Figure collection entries:
****************************************

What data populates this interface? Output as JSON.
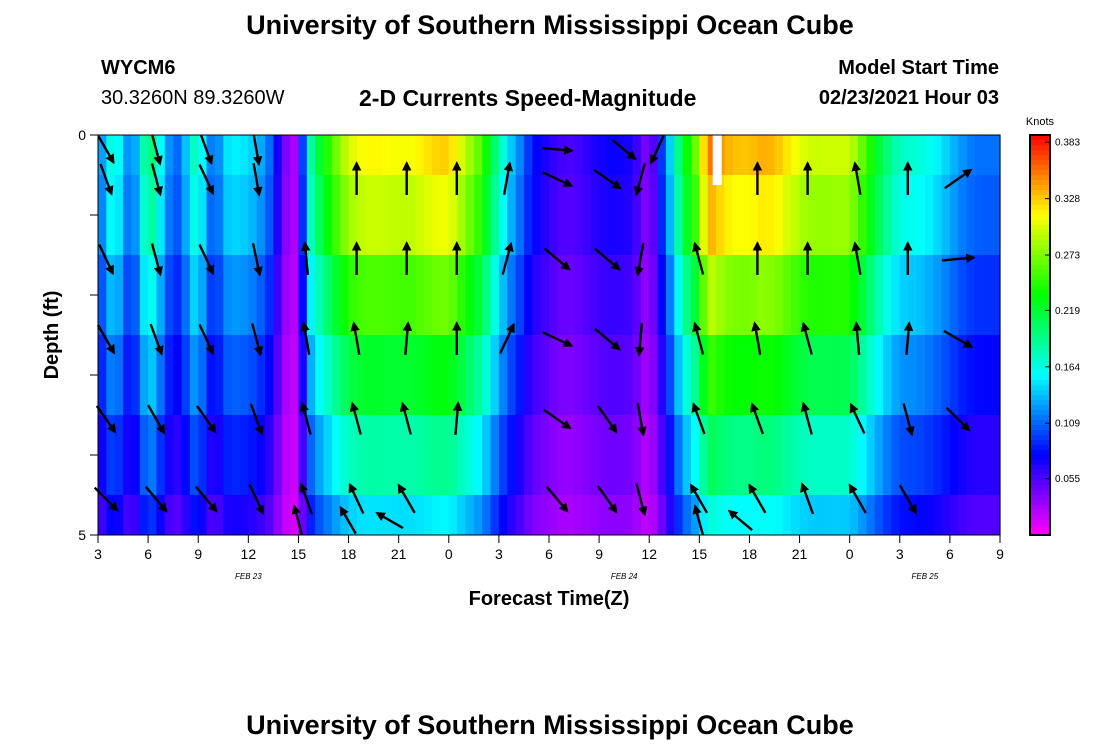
{
  "header": {
    "title": "University of Southern Mississippi Ocean Cube",
    "station": "WYCM6",
    "coords": "30.3260N 89.3260W",
    "chart_title": "2-D Currents Speed-Magnitude",
    "model_label": "Model Start Time",
    "model_time": "02/23/2021 Hour 03"
  },
  "footer": {
    "title": "University of Southern Mississippi Ocean Cube"
  },
  "chart_data": {
    "type": "heatmap",
    "title": "2-D Currents Speed-Magnitude",
    "xlabel": "Forecast Time(Z)",
    "ylabel": "Depth (ft)",
    "x_tick_labels": [
      "3",
      "6",
      "9",
      "12",
      "15",
      "18",
      "21",
      "0",
      "3",
      "6",
      "9",
      "12",
      "15",
      "18",
      "21",
      "0",
      "3",
      "6",
      "9"
    ],
    "x_range_hours": [
      0,
      54
    ],
    "day_labels": [
      {
        "label": "FEB 23",
        "hour": 9
      },
      {
        "label": "FEB 24",
        "hour": 31.5
      },
      {
        "label": "FEB 25",
        "hour": 49.5
      }
    ],
    "y_tick_labels": [
      "0",
      "5"
    ],
    "ylim": [
      0,
      5
    ],
    "colorbar": {
      "unit": "Knots",
      "min": 0.0,
      "max": 0.39,
      "ticks": [
        "0.383",
        "0.328",
        "0.273",
        "0.219",
        "0.164",
        "0.109",
        "0.055"
      ],
      "tick_values": [
        0.383,
        0.328,
        0.273,
        0.219,
        0.164,
        0.109,
        0.055
      ]
    },
    "depth_levels": [
      0.5,
      1.5,
      2.5,
      3.5,
      4.5
    ],
    "speed_profile": {
      "hours": [
        0,
        1,
        2,
        3,
        4,
        5,
        6,
        7,
        8,
        9,
        10,
        11,
        12,
        12.5,
        13.5,
        14,
        15,
        18,
        21,
        23,
        24.5,
        26,
        28,
        30,
        32,
        33,
        34,
        35,
        36,
        36.5,
        38,
        39,
        40,
        45,
        48,
        50,
        54
      ],
      "speed": [
        0.11,
        0.15,
        0.12,
        0.18,
        0.14,
        0.1,
        0.17,
        0.11,
        0.13,
        0.16,
        0.1,
        0.06,
        0.02,
        0.14,
        0.24,
        0.25,
        0.28,
        0.3,
        0.3,
        0.25,
        0.14,
        0.07,
        0.06,
        0.06,
        0.07,
        0.04,
        0.11,
        0.2,
        0.26,
        0.34,
        0.32,
        0.31,
        0.31,
        0.27,
        0.17,
        0.14,
        0.1
      ]
    },
    "depth_factor": [
      1.06,
      1.0,
      0.87,
      0.75,
      0.62,
      0.5
    ],
    "arrows": [
      {
        "hour": 0,
        "angles": [
          160,
          155,
          150,
          145,
          135
        ]
      },
      {
        "hour": 3,
        "angles": [
          165,
          165,
          160,
          150,
          140
        ]
      },
      {
        "hour": 6,
        "angles": [
          155,
          155,
          155,
          145,
          140
        ]
      },
      {
        "hour": 9,
        "angles": [
          170,
          168,
          165,
          160,
          155
        ]
      },
      {
        "hour": 12,
        "angles": [
          null,
          355,
          350,
          345,
          340
        ]
      },
      {
        "hour": 15,
        "angles": [
          0,
          0,
          350,
          345,
          335
        ]
      },
      {
        "hour": 18,
        "angles": [
          0,
          0,
          5,
          345,
          330
        ]
      },
      {
        "hour": 21,
        "angles": [
          0,
          0,
          0,
          5,
          null
        ]
      },
      {
        "hour": 24,
        "angles": [
          10,
          15,
          25,
          null,
          null
        ]
      },
      {
        "hour": 27,
        "angles": [
          115,
          130,
          115,
          125,
          140
        ]
      },
      {
        "hour": 30,
        "angles": [
          125,
          130,
          130,
          145,
          145
        ]
      },
      {
        "hour": 32,
        "angles": [
          195,
          190,
          185,
          170,
          165
        ]
      },
      {
        "hour": 35.5,
        "angles": [
          null,
          345,
          345,
          340,
          330
        ]
      },
      {
        "hour": 39,
        "angles": [
          0,
          0,
          350,
          340,
          330
        ]
      },
      {
        "hour": 42,
        "angles": [
          0,
          0,
          345,
          345,
          340
        ]
      },
      {
        "hour": 45,
        "angles": [
          350,
          350,
          355,
          335,
          330
        ]
      },
      {
        "hour": 48,
        "angles": [
          0,
          0,
          5,
          165,
          150
        ]
      },
      {
        "hour": 51,
        "angles": [
          55,
          85,
          120,
          135,
          null
        ]
      }
    ],
    "surface_arrows": [
      {
        "hour": 0,
        "angle": 150
      },
      {
        "hour": 3,
        "angle": 165
      },
      {
        "hour": 6,
        "angle": 160
      },
      {
        "hour": 9,
        "angle": 170
      },
      {
        "hour": 27,
        "angle": 95
      },
      {
        "hour": 31,
        "angle": 130
      },
      {
        "hour": 33,
        "angle": 205
      }
    ],
    "bottom_arrows": [
      {
        "hour": 11.5,
        "angle": 345
      },
      {
        "hour": 14.5,
        "angle": 330
      },
      {
        "hour": 17,
        "angle": 300
      },
      {
        "hour": 35.5,
        "angle": 345
      },
      {
        "hour": 38,
        "angle": 310
      }
    ],
    "missing_data": [
      {
        "hour": 36.8,
        "depth_from": 0,
        "depth_to": 0.5
      }
    ]
  }
}
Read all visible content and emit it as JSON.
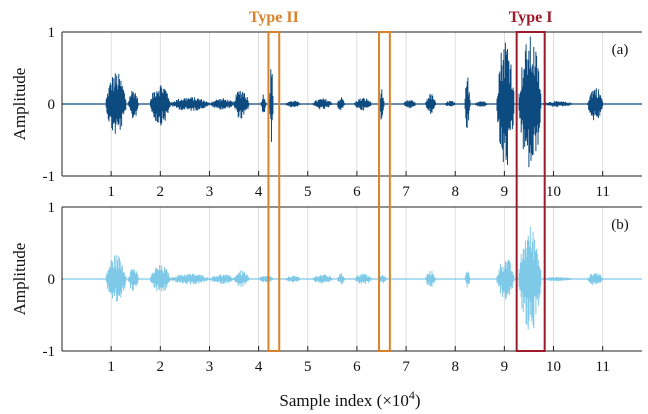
{
  "chart_data": {
    "type": "line",
    "xlabel": "Sample index (×10",
    "xlabel_exponent": "4",
    "xlabel_close": ")",
    "ylabel": "Amplitude",
    "xlim": [
      0,
      11.8
    ],
    "x_ticks": [
      1,
      2,
      3,
      4,
      5,
      6,
      7,
      8,
      9,
      10,
      11
    ],
    "grid": "vertical",
    "panels": [
      {
        "tag": "(a)",
        "color": "#0d4a7f",
        "ylim": [
          -1,
          1
        ],
        "y_ticks": [
          1,
          0,
          -1
        ],
        "y_tick_labels": [
          "1",
          "0",
          "-1"
        ],
        "segments": [
          {
            "start": 0.9,
            "end": 1.3,
            "amp": 0.45
          },
          {
            "start": 1.35,
            "end": 1.55,
            "amp": 0.22
          },
          {
            "start": 1.8,
            "end": 2.2,
            "amp": 0.3
          },
          {
            "start": 2.2,
            "end": 3.0,
            "amp": 0.1
          },
          {
            "start": 3.0,
            "end": 3.5,
            "amp": 0.08
          },
          {
            "start": 3.5,
            "end": 3.8,
            "amp": 0.22
          },
          {
            "start": 4.05,
            "end": 4.15,
            "amp": 0.15
          },
          {
            "start": 4.22,
            "end": 4.3,
            "amp": 0.55
          },
          {
            "start": 4.55,
            "end": 4.85,
            "amp": 0.05
          },
          {
            "start": 5.1,
            "end": 5.5,
            "amp": 0.08
          },
          {
            "start": 5.6,
            "end": 5.75,
            "amp": 0.1
          },
          {
            "start": 5.95,
            "end": 6.3,
            "amp": 0.09
          },
          {
            "start": 6.45,
            "end": 6.55,
            "amp": 0.22
          },
          {
            "start": 6.95,
            "end": 7.2,
            "amp": 0.06
          },
          {
            "start": 7.4,
            "end": 7.6,
            "amp": 0.15
          },
          {
            "start": 7.8,
            "end": 8.0,
            "amp": 0.05
          },
          {
            "start": 8.2,
            "end": 8.3,
            "amp": 0.4
          },
          {
            "start": 8.4,
            "end": 8.65,
            "amp": 0.05
          },
          {
            "start": 8.85,
            "end": 9.2,
            "amp": 0.95
          },
          {
            "start": 9.3,
            "end": 9.75,
            "amp": 0.95
          },
          {
            "start": 9.75,
            "end": 10.4,
            "amp": 0.04
          },
          {
            "start": 10.7,
            "end": 11.0,
            "amp": 0.25
          }
        ]
      },
      {
        "tag": "(b)",
        "color": "#7ec8e8",
        "ylim": [
          -1,
          1
        ],
        "y_ticks": [
          1,
          0,
          -1
        ],
        "y_tick_labels": [
          "1",
          "0",
          "-1"
        ],
        "segments": [
          {
            "start": 0.9,
            "end": 1.3,
            "amp": 0.35
          },
          {
            "start": 1.35,
            "end": 1.55,
            "amp": 0.18
          },
          {
            "start": 1.8,
            "end": 2.2,
            "amp": 0.2
          },
          {
            "start": 2.2,
            "end": 3.0,
            "amp": 0.08
          },
          {
            "start": 3.0,
            "end": 3.5,
            "amp": 0.07
          },
          {
            "start": 3.5,
            "end": 3.8,
            "amp": 0.12
          },
          {
            "start": 4.0,
            "end": 4.3,
            "amp": 0.05
          },
          {
            "start": 4.55,
            "end": 4.85,
            "amp": 0.05
          },
          {
            "start": 5.1,
            "end": 5.5,
            "amp": 0.07
          },
          {
            "start": 5.6,
            "end": 5.75,
            "amp": 0.08
          },
          {
            "start": 5.95,
            "end": 6.3,
            "amp": 0.08
          },
          {
            "start": 6.45,
            "end": 6.6,
            "amp": 0.06
          },
          {
            "start": 7.4,
            "end": 7.6,
            "amp": 0.12
          },
          {
            "start": 8.2,
            "end": 8.3,
            "amp": 0.12
          },
          {
            "start": 8.85,
            "end": 9.2,
            "amp": 0.3
          },
          {
            "start": 9.3,
            "end": 9.75,
            "amp": 0.75
          },
          {
            "start": 9.75,
            "end": 10.4,
            "amp": 0.03
          },
          {
            "start": 10.7,
            "end": 11.0,
            "amp": 0.1
          }
        ]
      }
    ],
    "highlight_regions": [
      {
        "label": "Type II",
        "color": "#d9822b",
        "x_start": 4.2,
        "x_end": 4.42,
        "show_label": true
      },
      {
        "label": "Type II",
        "color": "#d9822b",
        "x_start": 6.45,
        "x_end": 6.67,
        "show_label": false
      },
      {
        "label": "Type I",
        "color": "#9b1b2a",
        "x_start": 9.25,
        "x_end": 9.82,
        "show_label": true
      }
    ]
  }
}
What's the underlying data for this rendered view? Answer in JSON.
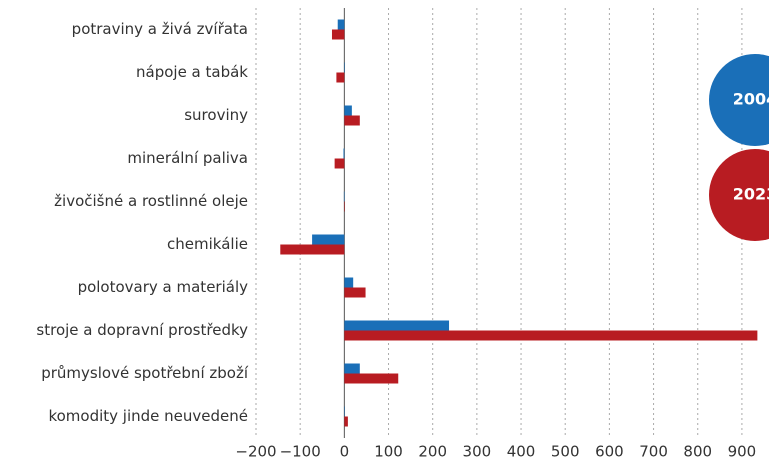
{
  "chart_data": {
    "type": "bar",
    "orientation": "horizontal",
    "categories": [
      "potraviny a živá zvířata",
      "nápoje a tabák",
      "suroviny",
      "minerální paliva",
      "živočišné a rostlinné oleje",
      "chemikálie",
      "polotovary a materiály",
      "stroje a dopravní prostředky",
      "průmyslové spotřební zboží",
      "komodity jinde neuvedené"
    ],
    "series": [
      {
        "name": "2004",
        "color": "#1a6fb8",
        "values": [
          -15,
          0,
          17,
          -2,
          -1,
          -73,
          20,
          237,
          35,
          0
        ]
      },
      {
        "name": "2023",
        "color": "#b81c22",
        "values": [
          -28,
          -18,
          35,
          -22,
          0,
          -145,
          48,
          935,
          122,
          8
        ]
      }
    ],
    "xlim": [
      -200,
      950
    ],
    "xticks": [
      {
        "value": -200,
        "label": "−200"
      },
      {
        "value": -100,
        "label": "−100"
      },
      0,
      100,
      200,
      300,
      400,
      500,
      600,
      700,
      800,
      900
    ],
    "grid": true
  }
}
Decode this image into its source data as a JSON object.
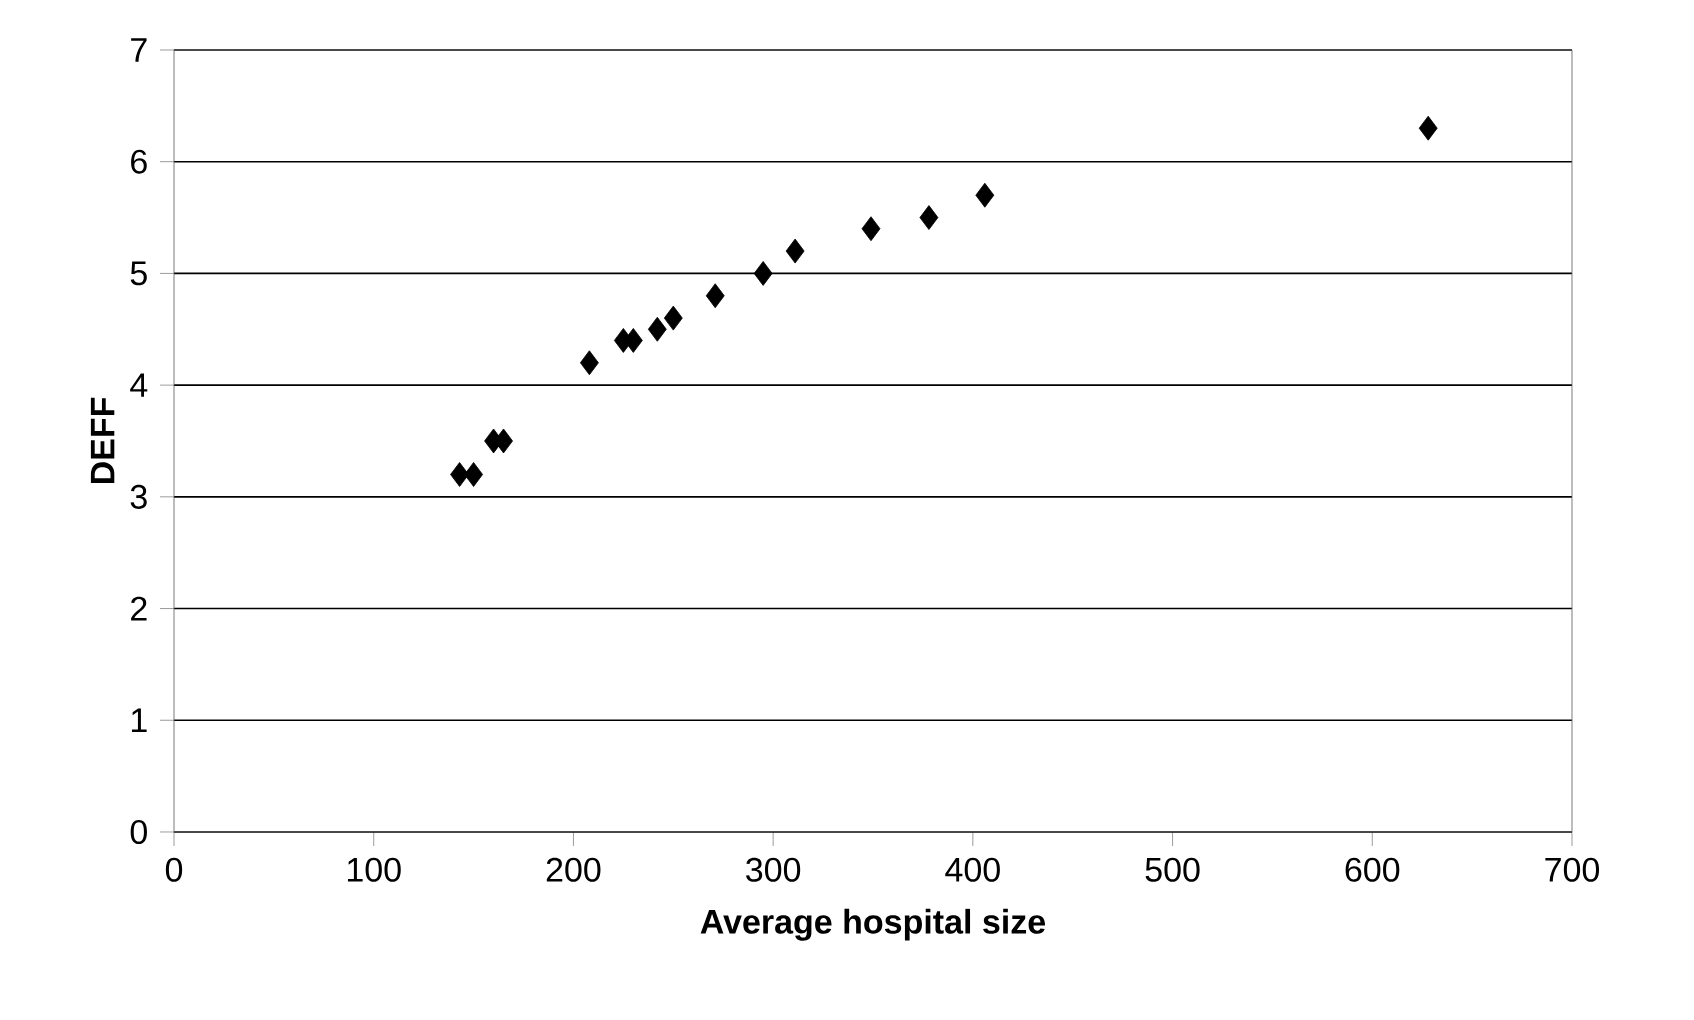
{
  "chart_data": {
    "type": "scatter",
    "xlabel": "Average hospital size",
    "ylabel": "DEFF",
    "x": [
      143,
      150,
      160,
      165,
      208,
      225,
      230,
      242,
      250,
      271,
      295,
      311,
      349,
      378,
      406,
      628
    ],
    "values": [
      3.2,
      3.2,
      3.5,
      3.5,
      4.2,
      4.4,
      4.4,
      4.5,
      4.6,
      4.8,
      5.0,
      5.2,
      5.4,
      5.5,
      5.7,
      6.3
    ],
    "color": "#000000",
    "marker": "diamond",
    "xlim": [
      0,
      700
    ],
    "xticks": [
      0,
      100,
      200,
      300,
      400,
      500,
      600,
      700
    ],
    "ylim": [
      0,
      7
    ],
    "yticks": [
      0,
      1,
      2,
      3,
      4,
      5,
      6,
      7
    ],
    "grid": "y"
  }
}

****************************************

▶ _Exercise instructions_: Copy verbatim the span that begins at the line containing "Decode this image" and ends at the last line of the material, inclusive of both; exclude pictures.

▶ _Task solution_:
Decode this image into its source data as a JSON object.
{
  "chart_data": {
    "type": "scatter",
    "xlabel": "Average hospital size",
    "ylabel": "DEFF",
    "x": [
      143,
      150,
      160,
      165,
      208,
      225,
      230,
      242,
      250,
      271,
      295,
      311,
      349,
      378,
      406,
      628
    ],
    "values": [
      3.2,
      3.2,
      3.5,
      3.5,
      4.2,
      4.4,
      4.4,
      4.5,
      4.6,
      4.8,
      5.0,
      5.2,
      5.4,
      5.5,
      5.7,
      6.3
    ],
    "color": "#000000",
    "marker": "diamond",
    "xlim": [
      0,
      700
    ],
    "xticks": [
      0,
      100,
      200,
      300,
      400,
      500,
      600,
      700
    ],
    "ylim": [
      0,
      7
    ],
    "yticks": [
      0,
      1,
      2,
      3,
      4,
      5,
      6,
      7
    ],
    "grid": "y"
  }
}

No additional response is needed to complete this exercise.